- _TEXT SHOWN_
Policy modules allow an enterprise to enforce its local policy on certificate issuance. Most important, a policy module determines whether the server engine should fulfill a certificate enrollment request. Exactly how a policy module arrives at this critical decision is a matter of local policy and reflects an enterprise authentication model and practice statements. The policy module can, for example, approve a request if a user has provided appropriate Windows 2000 credentials, or it can consult a third-party authentication database.

Policy modules also enable an enterprise to enforce its local policy on the content of a certificate. A policy module can make certain changes to the certificate subject distinguished name, modify the requested validity period, and add custom extensions to the certificate.

A policy module is a customizable dynamic link library. Windows 2000 ships appropriate default policy modules for both the Certificate Services enterprise and standalone CAs. The enterprise CA default policy module automatically approves authorized certificate requests, adds a set of predefined extensions to certificates, and supports smart card certificates for domain log-on. The standalone CA default policy module queues enrollment requests for manual approval and does not support many of the features of the enterprise default policy module. An enterprise can provide its own custom policy module if the default modules are unacceptable; Microsoft, however, recommends the default enterprise policy module for enterprise CAs.

Exit Modules

Exit modules deal with the storage of certificates and certificate revocation lists (CRLs) in external repositories. When it issues a certificate or a CRL, the server engine interacts with an exit module to enforce the local storage policy. Note that an exit module can only publish a certificate or a CRL into a repository but cannot make any changes to them.

An exit module is a customizable dynamic link library. Windows 2000 ships an enterprise certification authority default exit module that publishes certificates and CRLs into Active Directory. An enterprise can provide its own custom exit module if the default module is unacceptable. For an enterprise certification authority, however, an enterprise should always use the default exit module as a part of its custom exit module.

Extension Handlers

A policy module can encode domain-specific information in a certificate by adding X.509 V3 extension fields. For extensions that have date, long, or string data types, the policy module passes the required extensions and their types to the server engine, which ASN encodes the extensions and stores them in the certificate. If an extension has a type other than date, long, or string, the policy module must ASN-encode the extension before handing it over to the server engine.

- _INFORMATION PROVIDED_
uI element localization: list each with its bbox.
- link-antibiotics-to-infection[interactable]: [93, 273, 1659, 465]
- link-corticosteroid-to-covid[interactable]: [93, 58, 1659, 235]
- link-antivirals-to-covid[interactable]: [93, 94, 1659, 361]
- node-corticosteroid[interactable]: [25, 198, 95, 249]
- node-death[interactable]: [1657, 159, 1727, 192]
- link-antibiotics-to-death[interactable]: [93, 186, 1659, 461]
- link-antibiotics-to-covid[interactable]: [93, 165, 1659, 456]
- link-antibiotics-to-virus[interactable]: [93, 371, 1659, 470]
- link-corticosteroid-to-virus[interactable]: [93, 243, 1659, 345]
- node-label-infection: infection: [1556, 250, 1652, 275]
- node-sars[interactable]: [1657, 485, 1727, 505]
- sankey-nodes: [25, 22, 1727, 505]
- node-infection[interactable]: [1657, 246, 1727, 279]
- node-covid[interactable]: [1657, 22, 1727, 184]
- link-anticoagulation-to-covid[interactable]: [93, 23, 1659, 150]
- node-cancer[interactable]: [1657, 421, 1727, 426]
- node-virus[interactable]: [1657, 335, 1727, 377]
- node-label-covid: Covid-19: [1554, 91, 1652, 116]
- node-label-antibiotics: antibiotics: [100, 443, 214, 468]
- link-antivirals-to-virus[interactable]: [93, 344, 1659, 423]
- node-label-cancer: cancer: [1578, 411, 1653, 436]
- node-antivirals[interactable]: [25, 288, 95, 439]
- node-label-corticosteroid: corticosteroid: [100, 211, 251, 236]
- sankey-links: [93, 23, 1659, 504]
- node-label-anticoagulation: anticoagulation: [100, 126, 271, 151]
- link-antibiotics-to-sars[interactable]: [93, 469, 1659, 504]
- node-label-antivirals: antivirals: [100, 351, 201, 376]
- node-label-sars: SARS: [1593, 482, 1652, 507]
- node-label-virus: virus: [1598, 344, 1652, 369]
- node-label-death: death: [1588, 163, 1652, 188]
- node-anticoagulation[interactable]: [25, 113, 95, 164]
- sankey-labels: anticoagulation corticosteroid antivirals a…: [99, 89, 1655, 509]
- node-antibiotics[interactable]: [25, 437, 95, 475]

- _PROBLEM 1_
Rewrite the paragraph of the Certificate Services text that begins "Exit modules deal with" as a short bulleted list, keeping its main facts.
- _PROBLEM 2_
Swap "Active Directory" for "the enterprise directory" in the Certificate Services text, and give the passage from "Exit modules deal" up to and including "custom exit module.".

- _EXPECTED ANSWER 1_
- Exit modules handle storing certificates and certificate revocation lists (CRLs) in external repositories.
- When the server engine issues a certificate or CRL, it works with an exit module to enforce the local storage policy.
- An exit module can only publish a certificate or CRL into a repository. It cannot change them.

- _EXPECTED ANSWER 2_
Exit modules deal with the storage of certificates and certificate revocation lists (CRLs) in external repositories. When it issues a certificate or a CRL, the server engine interacts with an exit module to enforce the local storage policy. Note that an exit module can only publish a certificate or a CRL into a repository but cannot make any changes to them.

An exit module is a customizable dynamic link library. Windows 2000 ships an enterprise certification authority default exit module that publishes certificates and CRLs into the enterprise directory. An enterprise can provide its own custom exit module if the default module is unacceptable. For an enterprise certification authority, however, an enterprise should always use the default exit module as a part of its custom exit module.